Examine each line of the data. Copy those that contain the string "bullet".

^^^^^^^^^^^^^^^^

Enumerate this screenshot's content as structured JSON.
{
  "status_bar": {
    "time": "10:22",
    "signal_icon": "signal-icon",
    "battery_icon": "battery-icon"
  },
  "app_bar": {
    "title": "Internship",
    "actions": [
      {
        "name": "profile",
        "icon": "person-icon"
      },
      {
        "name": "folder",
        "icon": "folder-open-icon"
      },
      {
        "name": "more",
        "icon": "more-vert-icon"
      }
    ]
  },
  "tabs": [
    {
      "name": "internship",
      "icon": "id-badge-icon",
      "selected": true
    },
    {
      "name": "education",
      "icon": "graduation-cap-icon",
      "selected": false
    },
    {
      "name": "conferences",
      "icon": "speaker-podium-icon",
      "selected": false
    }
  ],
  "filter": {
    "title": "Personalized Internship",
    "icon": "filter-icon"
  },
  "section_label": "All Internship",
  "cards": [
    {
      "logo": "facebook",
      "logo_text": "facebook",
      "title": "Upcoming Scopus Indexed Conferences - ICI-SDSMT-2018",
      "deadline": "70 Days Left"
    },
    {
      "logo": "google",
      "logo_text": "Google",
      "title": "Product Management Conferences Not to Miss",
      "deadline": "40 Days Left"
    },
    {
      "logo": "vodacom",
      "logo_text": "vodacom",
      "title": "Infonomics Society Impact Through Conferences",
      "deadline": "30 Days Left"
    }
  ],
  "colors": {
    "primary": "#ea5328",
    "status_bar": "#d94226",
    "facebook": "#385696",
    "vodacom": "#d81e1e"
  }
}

^^^^^^^^^^^^^^^^

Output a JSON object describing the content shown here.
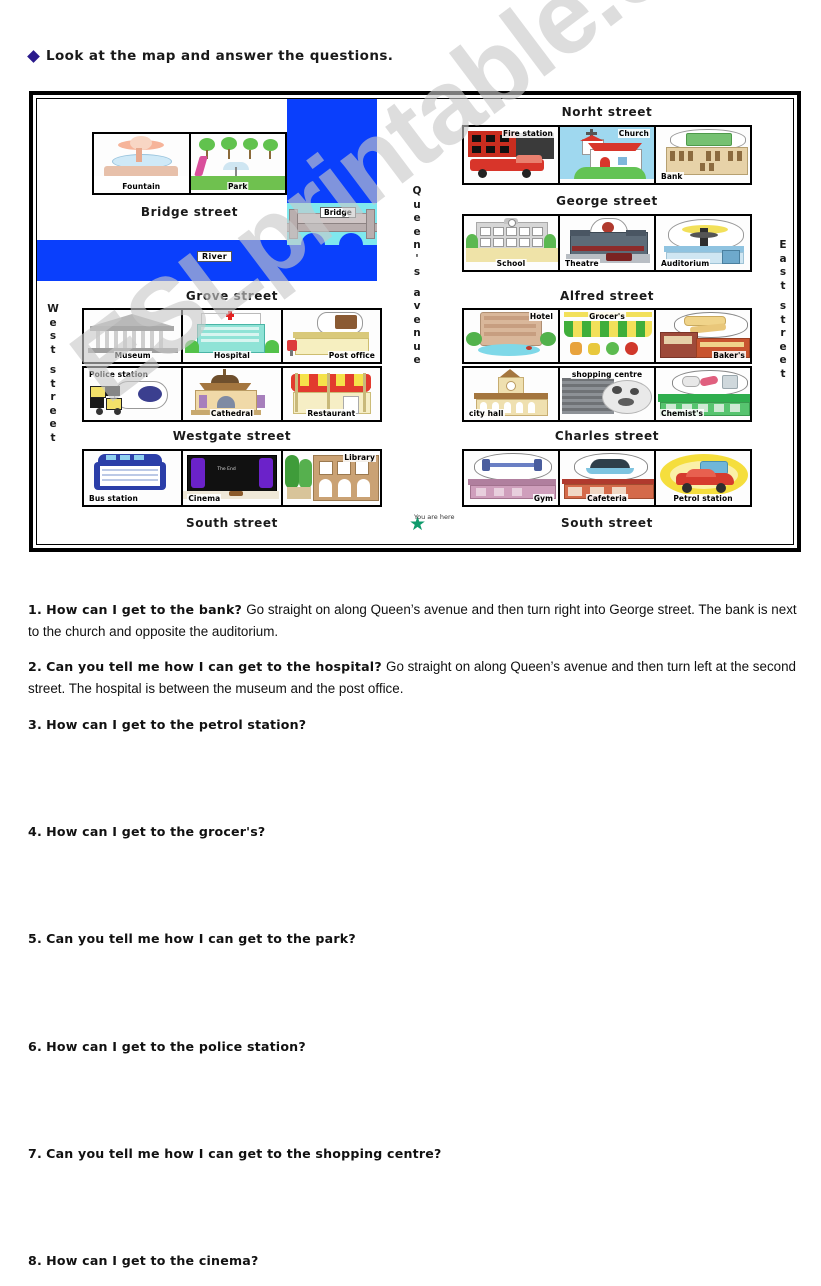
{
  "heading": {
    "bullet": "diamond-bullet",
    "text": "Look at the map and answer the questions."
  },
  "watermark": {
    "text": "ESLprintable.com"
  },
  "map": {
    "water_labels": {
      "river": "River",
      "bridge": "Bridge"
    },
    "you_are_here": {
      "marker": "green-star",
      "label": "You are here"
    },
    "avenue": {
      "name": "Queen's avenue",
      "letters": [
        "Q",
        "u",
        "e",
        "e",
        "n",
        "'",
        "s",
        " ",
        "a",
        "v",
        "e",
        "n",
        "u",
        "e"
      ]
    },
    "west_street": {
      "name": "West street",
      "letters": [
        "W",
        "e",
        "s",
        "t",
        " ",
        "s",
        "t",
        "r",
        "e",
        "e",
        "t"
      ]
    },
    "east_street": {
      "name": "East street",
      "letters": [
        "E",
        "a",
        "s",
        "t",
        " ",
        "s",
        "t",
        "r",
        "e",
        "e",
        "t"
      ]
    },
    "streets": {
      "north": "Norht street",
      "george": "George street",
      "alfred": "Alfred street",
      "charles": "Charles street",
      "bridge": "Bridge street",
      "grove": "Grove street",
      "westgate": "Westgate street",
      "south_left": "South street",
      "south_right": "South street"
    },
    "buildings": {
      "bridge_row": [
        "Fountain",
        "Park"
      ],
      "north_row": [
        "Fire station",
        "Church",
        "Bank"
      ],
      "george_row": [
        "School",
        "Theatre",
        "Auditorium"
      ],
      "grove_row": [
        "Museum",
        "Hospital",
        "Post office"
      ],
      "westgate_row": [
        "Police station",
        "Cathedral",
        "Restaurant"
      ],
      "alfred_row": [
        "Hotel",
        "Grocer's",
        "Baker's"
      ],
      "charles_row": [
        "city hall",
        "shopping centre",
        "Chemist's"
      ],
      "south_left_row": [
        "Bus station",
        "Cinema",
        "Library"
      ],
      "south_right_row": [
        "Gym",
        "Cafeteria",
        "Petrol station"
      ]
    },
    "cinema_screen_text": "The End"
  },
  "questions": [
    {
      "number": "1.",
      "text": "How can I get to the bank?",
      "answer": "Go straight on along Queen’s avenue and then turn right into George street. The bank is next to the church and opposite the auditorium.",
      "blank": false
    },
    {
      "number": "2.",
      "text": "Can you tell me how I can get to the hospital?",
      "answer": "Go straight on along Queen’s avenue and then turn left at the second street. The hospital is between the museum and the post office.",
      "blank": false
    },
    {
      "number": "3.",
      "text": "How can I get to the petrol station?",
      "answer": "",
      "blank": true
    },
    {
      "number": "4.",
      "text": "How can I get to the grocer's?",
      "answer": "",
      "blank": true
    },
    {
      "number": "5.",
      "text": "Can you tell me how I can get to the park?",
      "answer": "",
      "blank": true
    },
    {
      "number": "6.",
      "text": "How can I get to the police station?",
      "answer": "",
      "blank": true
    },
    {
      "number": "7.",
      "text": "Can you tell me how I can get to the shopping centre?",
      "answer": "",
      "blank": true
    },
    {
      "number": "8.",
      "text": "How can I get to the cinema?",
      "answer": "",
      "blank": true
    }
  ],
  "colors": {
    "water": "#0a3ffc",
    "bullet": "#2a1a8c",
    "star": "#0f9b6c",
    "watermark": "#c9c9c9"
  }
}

^^^^^^^^^^^^^^^^

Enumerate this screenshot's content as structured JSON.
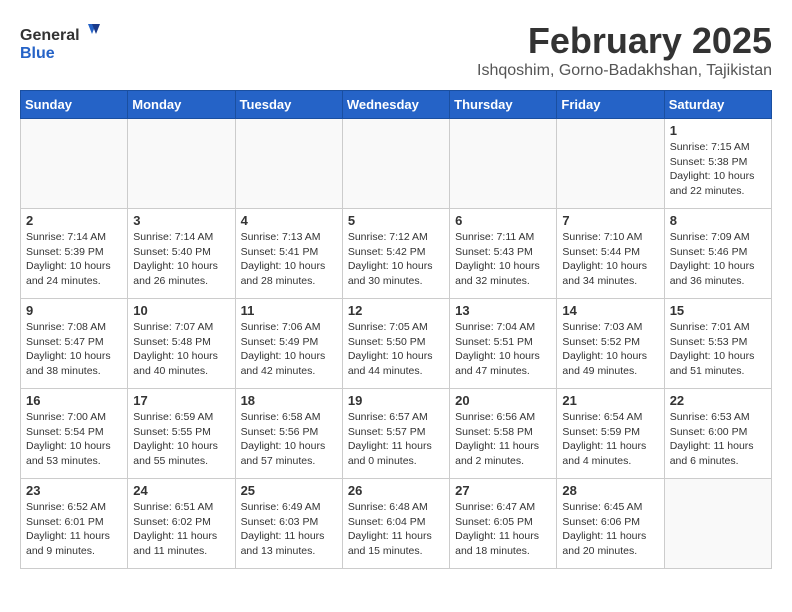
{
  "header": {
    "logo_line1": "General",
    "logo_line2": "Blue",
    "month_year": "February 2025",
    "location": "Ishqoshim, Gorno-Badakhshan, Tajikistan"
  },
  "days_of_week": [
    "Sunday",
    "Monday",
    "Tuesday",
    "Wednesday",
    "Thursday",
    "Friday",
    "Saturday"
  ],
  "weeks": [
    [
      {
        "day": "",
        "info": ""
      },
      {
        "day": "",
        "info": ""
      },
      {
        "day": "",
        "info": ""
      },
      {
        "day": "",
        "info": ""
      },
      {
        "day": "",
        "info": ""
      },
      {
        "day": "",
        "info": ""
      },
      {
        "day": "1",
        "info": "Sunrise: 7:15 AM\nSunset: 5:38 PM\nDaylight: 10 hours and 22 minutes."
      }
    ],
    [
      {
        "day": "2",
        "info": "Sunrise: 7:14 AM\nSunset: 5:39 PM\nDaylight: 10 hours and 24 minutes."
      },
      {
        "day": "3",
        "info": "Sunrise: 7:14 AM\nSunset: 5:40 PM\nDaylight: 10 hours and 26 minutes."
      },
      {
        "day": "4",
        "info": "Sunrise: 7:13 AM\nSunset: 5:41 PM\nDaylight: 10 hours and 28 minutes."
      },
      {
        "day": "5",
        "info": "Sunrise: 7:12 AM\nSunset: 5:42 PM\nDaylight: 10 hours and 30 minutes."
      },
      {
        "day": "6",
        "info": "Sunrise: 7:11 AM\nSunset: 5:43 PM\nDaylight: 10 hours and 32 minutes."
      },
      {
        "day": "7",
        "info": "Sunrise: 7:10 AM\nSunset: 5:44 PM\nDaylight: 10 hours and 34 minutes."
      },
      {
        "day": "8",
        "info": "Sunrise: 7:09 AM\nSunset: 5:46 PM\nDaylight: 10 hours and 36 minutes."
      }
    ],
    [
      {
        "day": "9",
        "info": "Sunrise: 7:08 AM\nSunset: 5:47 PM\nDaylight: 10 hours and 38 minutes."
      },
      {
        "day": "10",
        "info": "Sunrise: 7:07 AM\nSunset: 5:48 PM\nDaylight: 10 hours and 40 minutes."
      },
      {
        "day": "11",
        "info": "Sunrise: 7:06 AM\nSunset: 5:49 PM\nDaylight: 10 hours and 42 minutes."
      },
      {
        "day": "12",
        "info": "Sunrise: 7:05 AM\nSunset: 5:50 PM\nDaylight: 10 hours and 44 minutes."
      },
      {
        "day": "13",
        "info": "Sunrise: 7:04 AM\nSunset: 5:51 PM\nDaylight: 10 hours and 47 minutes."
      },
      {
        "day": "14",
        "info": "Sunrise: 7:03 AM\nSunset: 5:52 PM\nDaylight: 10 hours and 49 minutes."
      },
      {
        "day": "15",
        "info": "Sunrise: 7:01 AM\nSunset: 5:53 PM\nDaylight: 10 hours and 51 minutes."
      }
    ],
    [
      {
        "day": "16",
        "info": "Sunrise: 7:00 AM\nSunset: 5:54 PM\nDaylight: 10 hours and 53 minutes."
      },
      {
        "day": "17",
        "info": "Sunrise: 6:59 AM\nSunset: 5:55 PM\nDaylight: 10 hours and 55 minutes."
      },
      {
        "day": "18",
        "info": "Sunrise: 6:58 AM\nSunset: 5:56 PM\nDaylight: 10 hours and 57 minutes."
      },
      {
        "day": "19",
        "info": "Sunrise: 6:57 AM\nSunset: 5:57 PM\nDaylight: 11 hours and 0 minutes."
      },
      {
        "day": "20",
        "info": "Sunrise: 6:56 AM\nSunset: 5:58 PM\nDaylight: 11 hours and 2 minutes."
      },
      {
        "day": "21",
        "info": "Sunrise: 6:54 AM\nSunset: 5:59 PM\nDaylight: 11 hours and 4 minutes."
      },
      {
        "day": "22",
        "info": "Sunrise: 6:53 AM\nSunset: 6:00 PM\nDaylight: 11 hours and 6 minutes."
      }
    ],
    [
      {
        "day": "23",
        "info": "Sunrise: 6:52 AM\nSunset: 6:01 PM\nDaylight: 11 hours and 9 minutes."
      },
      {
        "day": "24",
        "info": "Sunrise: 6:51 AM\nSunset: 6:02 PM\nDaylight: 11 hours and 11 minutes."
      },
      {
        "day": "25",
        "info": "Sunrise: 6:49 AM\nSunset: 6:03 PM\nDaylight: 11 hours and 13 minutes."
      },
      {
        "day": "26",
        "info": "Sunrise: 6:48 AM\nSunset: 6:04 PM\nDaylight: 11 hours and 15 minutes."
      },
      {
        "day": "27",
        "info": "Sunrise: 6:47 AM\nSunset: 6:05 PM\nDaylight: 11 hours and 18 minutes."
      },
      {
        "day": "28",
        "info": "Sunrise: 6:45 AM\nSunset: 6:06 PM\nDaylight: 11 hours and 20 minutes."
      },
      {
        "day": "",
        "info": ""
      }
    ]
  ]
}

^^^^^^^^^^^^^^^^

● **Solution to the problem**:
    "bullet": "diamond-bullet",
    "bullet": "#2a1a8c",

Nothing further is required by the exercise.